● Exercise task
Exactly as written, quote every line that follows, skipping the images.

####################

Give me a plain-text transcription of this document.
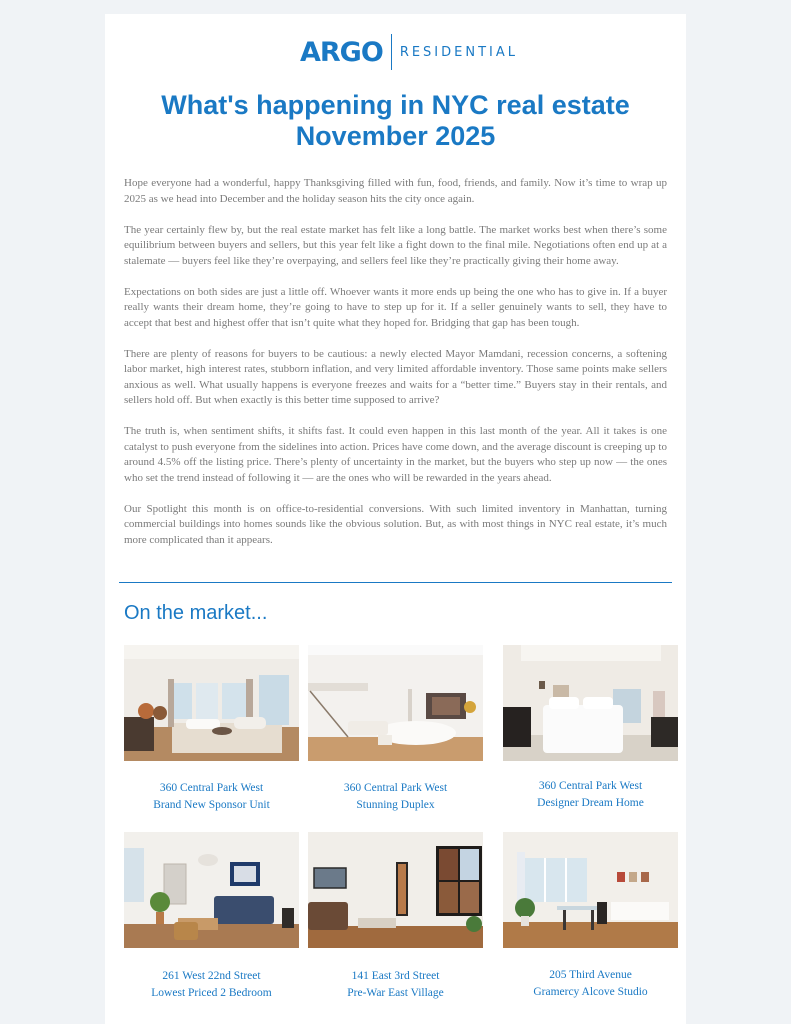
ARGO RESIDENTIAL
What's happening in NYC real estate
November 2025

Hope everyone had a wonderful, happy Thanksgiving filled with fun, food, friends, and family. Now it’s time to wrap up 2025 as we head into December and the holiday season hits the city once again.

The year certainly flew by, but the real estate market has felt like a long battle. The market works best when there’s some equilibrium between buyers and sellers, but this year felt like a fight down to the final mile. Negotiations often end up at a stalemate — buyers feel like they’re overpaying, and sellers feel like they’re practically giving their home away.

Expectations on both sides are just a little off. Whoever wants it more ends up being the one who has to give in. If a buyer really wants their dream home, they’re going to have to step up for it. If a seller genuinely wants to sell, they have to accept that best and highest offer that isn’t quite what they hoped for. Bridging that gap has been tough.

There are plenty of reasons for buyers to be cautious: a newly elected Mayor Mamdani, recession concerns, a softening labor market, high interest rates, stubborn inflation, and very limited affordable inventory. Those same points make sellers anxious as well. What usually happens is everyone freezes and waits for a “better time.” Buyers stay in their rentals, and sellers hold off. But when exactly is this better time supposed to arrive?

The truth is, when sentiment shifts, it shifts fast. It could even happen in this last month of the year. All it takes is one catalyst to push everyone from the sidelines into action. Prices have come down, and the average discount is creeping up to around 4.5% off the listing price. There’s plenty of uncertainty in the market, but the buyers who step up now — the ones who set the trend instead of following it — are the ones who will be rewarded in the years ahead.

Our Spotlight this month is on office-to-residential conversions. With such limited inventory in Manhattan, turning commercial buildings into homes sounds like the obvious solution. But, as with most things in NYC real estate, it’s much more complicated than it appears.

On the market...
360 Central Park West
Brand New Sponsor Unit
360 Central Park West
Stunning Duplex
360 Central Park West
Designer Dream Home
261 West 22nd Street
Lowest Priced 2 Bedroom
141 East 3rd Street
Pre-War East Village
205 Third Avenue
Gramercy Alcove Studio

####################

● Completed exercise
Give me a plain-text transcription of this document.
ARGO RESIDENTIAL
What's happening in NYC real estate
November 2025

Hope everyone had a wonderful, happy Thanksgiving filled with fun, food, friends, and family. Now it’s time to wrap up 2025 as we head into December and the holiday season hits the city once again.

The year certainly flew by, but the real estate market has felt like a long battle. The market works best when there’s some equilibrium between buyers and sellers, but this year felt like a fight down to the final mile. Negotiations often end up at a stalemate — buyers feel like they’re overpaying, and sellers feel like they’re practically giving their home away.

Expectations on both sides are just a little off. Whoever wants it more ends up being the one who has to give in. If a buyer really wants their dream home, they’re going to have to step up for it. If a seller genuinely wants to sell, they have to accept that best and highest offer that isn’t quite what they hoped for. Bridging that gap has been tough.

There are plenty of reasons for buyers to be cautious: a newly elected Mayor Mamdani, recession concerns, a softening labor market, high interest rates, stubborn inflation, and very limited affordable inventory. Those same points make sellers anxious as well. What usually happens is everyone freezes and waits for a “better time.” Buyers stay in their rentals, and sellers hold off. But when exactly is this better time supposed to arrive?

The truth is, when sentiment shifts, it shifts fast. It could even happen in this last month of the year. All it takes is one catalyst to push everyone from the sidelines into action. Prices have come down, and the average discount is creeping up to around 4.5% off the listing price. There’s plenty of uncertainty in the market, but the buyers who step up now — the ones who set the trend instead of following it — are the ones who will be rewarded in the years ahead.

Our Spotlight this month is on office-to-residential conversions. With such limited inventory in Manhattan, turning commercial buildings into homes sounds like the obvious solution. But, as with most things in NYC real estate, it’s much more complicated than it appears.

On the market...
360 Central Park West
Brand New Sponsor Unit
360 Central Park West
Stunning Duplex
360 Central Park West
Designer Dream Home
261 West 22nd Street
Lowest Priced 2 Bedroom
141 East 3rd Street
Pre-War East Village
205 Third Avenue
Gramercy Alcove Studio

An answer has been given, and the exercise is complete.